DATA SHOWN
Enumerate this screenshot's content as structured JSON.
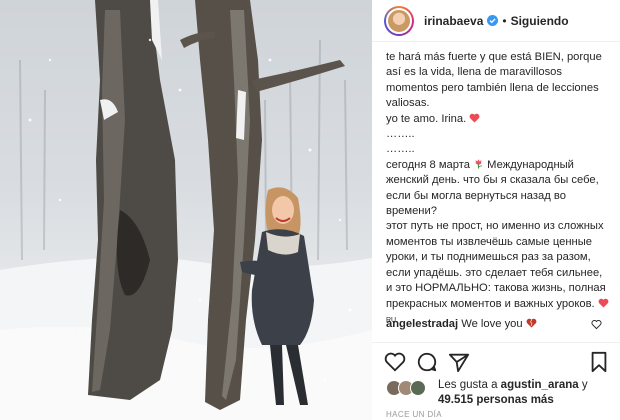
{
  "post": {
    "username": "irinabaeva",
    "separator": "•",
    "follow_status": "Siguiendo"
  },
  "caption": {
    "line1": "te hará más fuerte y que está BIEN, porque así es la vida, llena de maravillosos momentos pero también llena de lecciones valiosas.",
    "line2": "yo te amo. Irina.",
    "dots1": "……..",
    "dots2": "……..",
    "ru_intro": "сегодня 8 марта",
    "ru_body1": "Международный женский день. что бы я сказала бы себе, если бы могла вернуться назад во времени?",
    "ru_body2": "этот путь не прост, но именно из сложных моментов ты извлечёшь самые ценные уроки, и ты поднимешься раз за разом, если упадёшь. это сделает тебя сильнее, и это НОРМАЛЬНО: такова жизнь, полная прекрасных моментов и важных уроков.",
    "ru_tag": "RU"
  },
  "comment": {
    "user": "angelestradaj",
    "text": "We love you"
  },
  "likes": {
    "prefix": "Les gusta a",
    "user": "agustin_arana",
    "joiner": "y",
    "count": "49.515 personas más"
  },
  "timestamp": "HACE UN DÍA",
  "colors": {
    "heart_red": "#ed4956",
    "verified_blue": "#3897f0",
    "text": "#262626",
    "muted": "#999999"
  },
  "icons": {
    "like": "heart-outline-icon",
    "comment": "comment-bubble-icon",
    "share": "paper-plane-icon",
    "save": "bookmark-icon"
  }
}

PROBLEM DESCRIPTION
Transcribe every record above exactly as written, leaving out any pictures.

TASK OUTPUT
Enumerate this screenshot's content as structured JSON.
{
  "post": {
    "username": "irinabaeva",
    "separator": "•",
    "follow_status": "Siguiendo"
  },
  "caption": {
    "line1": "te hará más fuerte y que está BIEN, porque así es la vida, llena de maravillosos momentos pero también llena de lecciones valiosas.",
    "line2": "yo te amo. Irina.",
    "dots1": "……..",
    "dots2": "……..",
    "ru_intro": "сегодня 8 марта",
    "ru_body1": "Международный женский день. что бы я сказала бы себе, если бы могла вернуться назад во времени?",
    "ru_body2": "этот путь не прост, но именно из сложных моментов ты извлечёшь самые ценные уроки, и ты поднимешься раз за разом, если упадёшь. это сделает тебя сильнее, и это НОРМАЛЬНО: такова жизнь, полная прекрасных моментов и важных уроков.",
    "ru_tag": "RU"
  },
  "comment": {
    "user": "angelestradaj",
    "text": "We love you"
  },
  "likes": {
    "prefix": "Les gusta a",
    "user": "agustin_arana",
    "joiner": "y",
    "count": "49.515 personas más"
  },
  "timestamp": "HACE UN DÍA",
  "colors": {
    "heart_red": "#ed4956",
    "verified_blue": "#3897f0",
    "text": "#262626",
    "muted": "#999999"
  },
  "icons": {
    "like": "heart-outline-icon",
    "comment": "comment-bubble-icon",
    "share": "paper-plane-icon",
    "save": "bookmark-icon"
  }
}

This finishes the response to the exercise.